▶ _Exercise aim_
Below is a set of records; print all of them exactly as written.

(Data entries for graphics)
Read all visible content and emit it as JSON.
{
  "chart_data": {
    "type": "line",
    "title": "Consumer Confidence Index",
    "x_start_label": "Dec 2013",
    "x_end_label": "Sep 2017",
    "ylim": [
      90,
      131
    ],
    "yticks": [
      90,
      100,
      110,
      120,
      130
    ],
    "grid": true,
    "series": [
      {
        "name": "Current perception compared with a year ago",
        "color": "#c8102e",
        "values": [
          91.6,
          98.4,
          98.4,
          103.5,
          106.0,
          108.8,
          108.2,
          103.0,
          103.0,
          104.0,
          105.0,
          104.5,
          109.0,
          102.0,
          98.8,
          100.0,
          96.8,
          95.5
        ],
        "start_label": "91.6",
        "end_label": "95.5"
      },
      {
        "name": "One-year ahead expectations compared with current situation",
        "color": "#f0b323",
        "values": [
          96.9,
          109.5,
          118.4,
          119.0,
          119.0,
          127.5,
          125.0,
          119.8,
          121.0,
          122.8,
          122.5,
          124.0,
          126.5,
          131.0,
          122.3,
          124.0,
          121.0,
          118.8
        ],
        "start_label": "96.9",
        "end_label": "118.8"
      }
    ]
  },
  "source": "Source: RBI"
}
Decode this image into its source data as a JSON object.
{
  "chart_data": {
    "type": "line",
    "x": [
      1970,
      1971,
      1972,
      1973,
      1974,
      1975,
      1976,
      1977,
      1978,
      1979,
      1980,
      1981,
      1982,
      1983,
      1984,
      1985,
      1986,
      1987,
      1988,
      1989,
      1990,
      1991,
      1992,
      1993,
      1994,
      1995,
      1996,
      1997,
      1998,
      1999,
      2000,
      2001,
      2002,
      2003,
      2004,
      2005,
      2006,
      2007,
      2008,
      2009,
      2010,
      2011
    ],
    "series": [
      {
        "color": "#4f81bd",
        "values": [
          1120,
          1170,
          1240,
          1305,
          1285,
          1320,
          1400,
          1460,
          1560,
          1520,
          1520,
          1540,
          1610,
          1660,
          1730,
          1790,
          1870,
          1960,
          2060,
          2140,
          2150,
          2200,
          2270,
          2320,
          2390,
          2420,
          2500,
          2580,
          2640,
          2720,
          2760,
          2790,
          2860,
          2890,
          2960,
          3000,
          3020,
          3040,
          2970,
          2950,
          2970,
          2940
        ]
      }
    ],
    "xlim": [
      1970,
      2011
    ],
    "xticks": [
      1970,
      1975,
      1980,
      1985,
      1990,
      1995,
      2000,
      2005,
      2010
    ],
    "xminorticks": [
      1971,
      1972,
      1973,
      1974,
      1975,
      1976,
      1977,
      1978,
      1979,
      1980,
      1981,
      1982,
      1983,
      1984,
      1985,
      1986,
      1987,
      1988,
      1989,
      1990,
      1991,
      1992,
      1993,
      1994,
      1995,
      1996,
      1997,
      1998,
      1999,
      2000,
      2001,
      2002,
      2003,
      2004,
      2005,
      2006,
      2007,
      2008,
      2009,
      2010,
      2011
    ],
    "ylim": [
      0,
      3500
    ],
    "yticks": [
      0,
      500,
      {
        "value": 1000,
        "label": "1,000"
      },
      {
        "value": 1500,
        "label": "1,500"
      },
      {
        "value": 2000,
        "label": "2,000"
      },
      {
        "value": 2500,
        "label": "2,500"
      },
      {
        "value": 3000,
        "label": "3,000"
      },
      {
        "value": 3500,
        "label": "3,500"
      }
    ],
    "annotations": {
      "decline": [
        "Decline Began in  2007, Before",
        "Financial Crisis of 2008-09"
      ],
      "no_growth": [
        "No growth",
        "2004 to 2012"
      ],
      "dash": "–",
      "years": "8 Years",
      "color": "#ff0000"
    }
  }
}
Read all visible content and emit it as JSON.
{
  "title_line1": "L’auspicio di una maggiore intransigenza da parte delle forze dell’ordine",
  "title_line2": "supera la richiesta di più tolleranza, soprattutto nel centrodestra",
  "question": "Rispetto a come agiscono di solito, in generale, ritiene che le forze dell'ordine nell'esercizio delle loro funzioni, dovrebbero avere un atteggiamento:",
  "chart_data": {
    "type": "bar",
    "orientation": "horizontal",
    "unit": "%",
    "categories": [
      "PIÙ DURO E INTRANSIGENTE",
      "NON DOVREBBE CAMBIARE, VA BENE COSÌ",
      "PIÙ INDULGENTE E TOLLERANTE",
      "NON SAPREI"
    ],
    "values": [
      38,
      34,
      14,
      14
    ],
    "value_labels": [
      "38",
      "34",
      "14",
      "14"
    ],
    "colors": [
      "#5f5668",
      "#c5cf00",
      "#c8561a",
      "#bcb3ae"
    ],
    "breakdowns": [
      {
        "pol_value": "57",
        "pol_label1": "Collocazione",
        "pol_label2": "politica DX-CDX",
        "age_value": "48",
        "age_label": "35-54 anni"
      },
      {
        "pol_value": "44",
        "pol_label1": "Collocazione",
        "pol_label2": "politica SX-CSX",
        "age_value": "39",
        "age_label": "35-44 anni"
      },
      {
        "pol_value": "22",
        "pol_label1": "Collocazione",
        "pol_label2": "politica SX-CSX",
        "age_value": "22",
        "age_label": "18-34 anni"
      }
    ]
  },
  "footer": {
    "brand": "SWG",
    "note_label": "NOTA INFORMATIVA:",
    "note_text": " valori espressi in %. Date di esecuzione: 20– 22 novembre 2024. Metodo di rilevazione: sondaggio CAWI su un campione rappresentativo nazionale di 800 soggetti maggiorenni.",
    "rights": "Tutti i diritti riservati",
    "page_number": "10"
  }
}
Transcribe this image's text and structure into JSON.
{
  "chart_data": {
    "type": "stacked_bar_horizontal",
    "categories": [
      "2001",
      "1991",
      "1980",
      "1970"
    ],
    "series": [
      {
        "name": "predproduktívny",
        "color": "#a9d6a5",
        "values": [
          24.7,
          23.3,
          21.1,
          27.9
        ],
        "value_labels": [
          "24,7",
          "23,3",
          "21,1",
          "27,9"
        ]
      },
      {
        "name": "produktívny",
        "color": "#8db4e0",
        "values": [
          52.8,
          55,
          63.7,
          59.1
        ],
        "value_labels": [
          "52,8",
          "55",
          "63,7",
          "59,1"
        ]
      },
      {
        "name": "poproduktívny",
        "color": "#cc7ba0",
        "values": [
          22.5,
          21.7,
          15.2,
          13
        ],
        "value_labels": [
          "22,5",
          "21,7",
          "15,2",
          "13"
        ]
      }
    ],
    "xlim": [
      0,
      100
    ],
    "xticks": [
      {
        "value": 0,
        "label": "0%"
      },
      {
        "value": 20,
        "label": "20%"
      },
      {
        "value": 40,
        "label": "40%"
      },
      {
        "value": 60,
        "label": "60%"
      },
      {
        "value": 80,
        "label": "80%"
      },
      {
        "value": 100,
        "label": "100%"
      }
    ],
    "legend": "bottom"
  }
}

▶ _Answer to this problem_
Read all visible content and emit it as JSON.
{
  "chart_data": {
    "type": "line",
    "title": "Consumer Confidence Index",
    "x_start_label": "Dec 2013",
    "x_end_label": "Sep 2017",
    "ylim": [
      90,
      131
    ],
    "yticks": [
      90,
      100,
      110,
      120,
      130
    ],
    "grid": true,
    "series": [
      {
        "name": "Current perception compared with a year ago",
        "color": "#c8102e",
        "values": [
          91.6,
          98.4,
          98.4,
          103.5,
          106.0,
          108.8,
          108.2,
          103.0,
          103.0,
          104.0,
          105.0,
          104.5,
          109.0,
          102.0,
          98.8,
          100.0,
          96.8,
          95.5
        ],
        "start_label": "91.6",
        "end_label": "95.5"
      },
      {
        "name": "One-year ahead expectations compared with current situation",
        "color": "#f0b323",
        "values": [
          96.9,
          109.5,
          118.4,
          119.0,
          119.0,
          127.5,
          125.0,
          119.8,
          121.0,
          122.8,
          122.5,
          124.0,
          126.5,
          131.0,
          122.3,
          124.0,
          121.0,
          118.8
        ],
        "start_label": "96.9",
        "end_label": "118.8"
      }
    ]
  },
  "source": "Source: RBI"
}
Decode this image into its source data as a JSON object.
{
  "chart_data": {
    "type": "line",
    "x": [
      1970,
      1971,
      1972,
      1973,
      1974,
      1975,
      1976,
      1977,
      1978,
      1979,
      1980,
      1981,
      1982,
      1983,
      1984,
      1985,
      1986,
      1987,
      1988,
      1989,
      1990,
      1991,
      1992,
      1993,
      1994,
      1995,
      1996,
      1997,
      1998,
      1999,
      2000,
      2001,
      2002,
      2003,
      2004,
      2005,
      2006,
      2007,
      2008,
      2009,
      2010,
      2011
    ],
    "series": [
      {
        "color": "#4f81bd",
        "values": [
          1120,
          1170,
          1240,
          1305,
          1285,
          1320,
          1400,
          1460,
          1560,
          1520,
          1520,
          1540,
          1610,
          1660,
          1730,
          1790,
          1870,
          1960,
          2060,
          2140,
          2150,
          2200,
          2270,
          2320,
          2390,
          2420,
          2500,
          2580,
          2640,
          2720,
          2760,
          2790,
          2860,
          2890,
          2960,
          3000,
          3020,
          3040,
          2970,
          2950,
          2970,
          2940
        ]
      }
    ],
    "xlim": [
      1970,
      2011
    ],
    "xticks": [
      1970,
      1975,
      1980,
      1985,
      1990,
      1995,
      2000,
      2005,
      2010
    ],
    "xminorticks": [
      1971,
      1972,
      1973,
      1974,
      1975,
      1976,
      1977,
      1978,
      1979,
      1980,
      1981,
      1982,
      1983,
      1984,
      1985,
      1986,
      1987,
      1988,
      1989,
      1990,
      1991,
      1992,
      1993,
      1994,
      1995,
      1996,
      1997,
      1998,
      1999,
      2000,
      2001,
      2002,
      2003,
      2004,
      2005,
      2006,
      2007,
      2008,
      2009,
      2010,
      2011
    ],
    "ylim": [
      0,
      3500
    ],
    "yticks": [
      0,
      500,
      {
        "value": 1000,
        "label": "1,000"
      },
      {
        "value": 1500,
        "label": "1,500"
      },
      {
        "value": 2000,
        "label": "2,000"
      },
      {
        "value": 2500,
        "label": "2,500"
      },
      {
        "value": 3000,
        "label": "3,000"
      },
      {
        "value": 3500,
        "label": "3,500"
      }
    ],
    "annotations": {
      "decline": [
        "Decline Began in  2007, Before",
        "Financial Crisis of 2008-09"
      ],
      "no_growth": [
        "No growth",
        "2004 to 2012"
      ],
      "dash": "–",
      "years": "8 Years",
      "color": "#ff0000"
    }
  }
}
Read all visible content and emit it as JSON.
{
  "title_line1": "L’auspicio di una maggiore intransigenza da parte delle forze dell’ordine",
  "title_line2": "supera la richiesta di più tolleranza, soprattutto nel centrodestra",
  "question": "Rispetto a come agiscono di solito, in generale, ritiene che le forze dell'ordine nell'esercizio delle loro funzioni, dovrebbero avere un atteggiamento:",
  "chart_data": {
    "type": "bar",
    "orientation": "horizontal",
    "unit": "%",
    "categories": [
      "PIÙ DURO E INTRANSIGENTE",
      "NON DOVREBBE CAMBIARE, VA BENE COSÌ",
      "PIÙ INDULGENTE E TOLLERANTE",
      "NON SAPREI"
    ],
    "values": [
      38,
      34,
      14,
      14
    ],
    "value_labels": [
      "38",
      "34",
      "14",
      "14"
    ],
    "colors": [
      "#5f5668",
      "#c5cf00",
      "#c8561a",
      "#bcb3ae"
    ],
    "breakdowns": [
      {
        "pol_value": "57",
        "pol_label1": "Collocazione",
        "pol_label2": "politica DX-CDX",
        "age_value": "48",
        "age_label": "35-54 anni"
      },
      {
        "pol_value": "44",
        "pol_label1": "Collocazione",
        "pol_label2": "politica SX-CSX",
        "age_value": "39",
        "age_label": "35-44 anni"
      },
      {
        "pol_value": "22",
        "pol_label1": "Collocazione",
        "pol_label2": "politica SX-CSX",
        "age_value": "22",
        "age_label": "18-34 anni"
      }
    ]
  },
  "footer": {
    "brand": "SWG",
    "note_label": "NOTA INFORMATIVA:",
    "note_text": " valori espressi in %. Date di esecuzione: 20– 22 novembre 2024. Metodo di rilevazione: sondaggio CAWI su un campione rappresentativo nazionale di 800 soggetti maggiorenni.",
    "rights": "Tutti i diritti riservati",
    "page_number": "10"
  }
}
Transcribe this image's text and structure into JSON.
{
  "chart_data": {
    "type": "stacked_bar_horizontal",
    "categories": [
      "2001",
      "1991",
      "1980",
      "1970"
    ],
    "series": [
      {
        "name": "predproduktívny",
        "color": "#a9d6a5",
        "values": [
          24.7,
          23.3,
          21.1,
          27.9
        ],
        "value_labels": [
          "24,7",
          "23,3",
          "21,1",
          "27,9"
        ]
      },
      {
        "name": "produktívny",
        "color": "#8db4e0",
        "values": [
          52.8,
          55,
          63.7,
          59.1
        ],
        "value_labels": [
          "52,8",
          "55",
          "63,7",
          "59,1"
        ]
      },
      {
        "name": "poproduktívny",
        "color": "#cc7ba0",
        "values": [
          22.5,
          21.7,
          15.2,
          13
        ],
        "value_labels": [
          "22,5",
          "21,7",
          "15,2",
          "13"
        ]
      }
    ],
    "xlim": [
      0,
      100
    ],
    "xticks": [
      {
        "value": 0,
        "label": "0%"
      },
      {
        "value": 20,
        "label": "20%"
      },
      {
        "value": 40,
        "label": "40%"
      },
      {
        "value": 60,
        "label": "60%"
      },
      {
        "value": 80,
        "label": "80%"
      },
      {
        "value": 100,
        "label": "100%"
      }
    ],
    "legend": "bottom"
  }
}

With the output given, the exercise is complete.